▼▼▼

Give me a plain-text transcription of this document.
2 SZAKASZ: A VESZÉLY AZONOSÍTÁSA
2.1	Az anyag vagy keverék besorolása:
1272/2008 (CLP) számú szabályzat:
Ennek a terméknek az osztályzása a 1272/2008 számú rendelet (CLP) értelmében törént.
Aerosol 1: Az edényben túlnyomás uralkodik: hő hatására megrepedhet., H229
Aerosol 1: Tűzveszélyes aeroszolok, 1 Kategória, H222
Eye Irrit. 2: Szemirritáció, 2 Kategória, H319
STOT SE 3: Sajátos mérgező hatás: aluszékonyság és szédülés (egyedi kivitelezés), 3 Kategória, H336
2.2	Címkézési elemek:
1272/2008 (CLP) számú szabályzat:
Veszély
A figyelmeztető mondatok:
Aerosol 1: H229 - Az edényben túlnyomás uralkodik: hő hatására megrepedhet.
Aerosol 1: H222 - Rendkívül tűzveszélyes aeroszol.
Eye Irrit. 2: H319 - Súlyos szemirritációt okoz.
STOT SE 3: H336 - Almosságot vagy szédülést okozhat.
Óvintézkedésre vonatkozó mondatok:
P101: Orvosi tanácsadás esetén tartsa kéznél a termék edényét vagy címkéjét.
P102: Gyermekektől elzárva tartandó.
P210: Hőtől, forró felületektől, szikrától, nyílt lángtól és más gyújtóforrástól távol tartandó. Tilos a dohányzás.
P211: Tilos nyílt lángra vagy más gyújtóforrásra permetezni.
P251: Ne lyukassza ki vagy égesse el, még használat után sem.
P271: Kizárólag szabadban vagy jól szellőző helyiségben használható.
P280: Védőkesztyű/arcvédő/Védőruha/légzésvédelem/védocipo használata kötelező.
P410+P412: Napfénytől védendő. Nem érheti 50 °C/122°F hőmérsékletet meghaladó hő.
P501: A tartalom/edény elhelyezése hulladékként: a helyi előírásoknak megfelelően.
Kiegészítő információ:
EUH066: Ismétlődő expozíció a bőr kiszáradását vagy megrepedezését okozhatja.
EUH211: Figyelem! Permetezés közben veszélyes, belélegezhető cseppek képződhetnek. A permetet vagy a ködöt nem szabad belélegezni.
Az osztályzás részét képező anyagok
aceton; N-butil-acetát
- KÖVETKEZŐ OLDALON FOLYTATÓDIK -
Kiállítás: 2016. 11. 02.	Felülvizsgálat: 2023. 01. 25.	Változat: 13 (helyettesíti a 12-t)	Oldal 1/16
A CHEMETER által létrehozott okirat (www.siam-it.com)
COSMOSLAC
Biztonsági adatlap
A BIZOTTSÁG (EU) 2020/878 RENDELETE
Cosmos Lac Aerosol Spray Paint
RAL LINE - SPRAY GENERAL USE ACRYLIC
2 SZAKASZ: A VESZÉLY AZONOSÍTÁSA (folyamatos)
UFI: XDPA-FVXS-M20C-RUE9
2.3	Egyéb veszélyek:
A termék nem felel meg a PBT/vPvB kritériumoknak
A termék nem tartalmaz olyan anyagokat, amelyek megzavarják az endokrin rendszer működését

▲▲▲

## [Task objective]
Using the listing above, show every line that includes the string "megrepedhet".

## [Exercise output]
Aerosol 1: Az edényben túlnyomás uralkodik: hő hatására megrepedhet., H229
Aerosol 1: H229 - Az edényben túlnyomás uralkodik: hő hatására megrepedhet.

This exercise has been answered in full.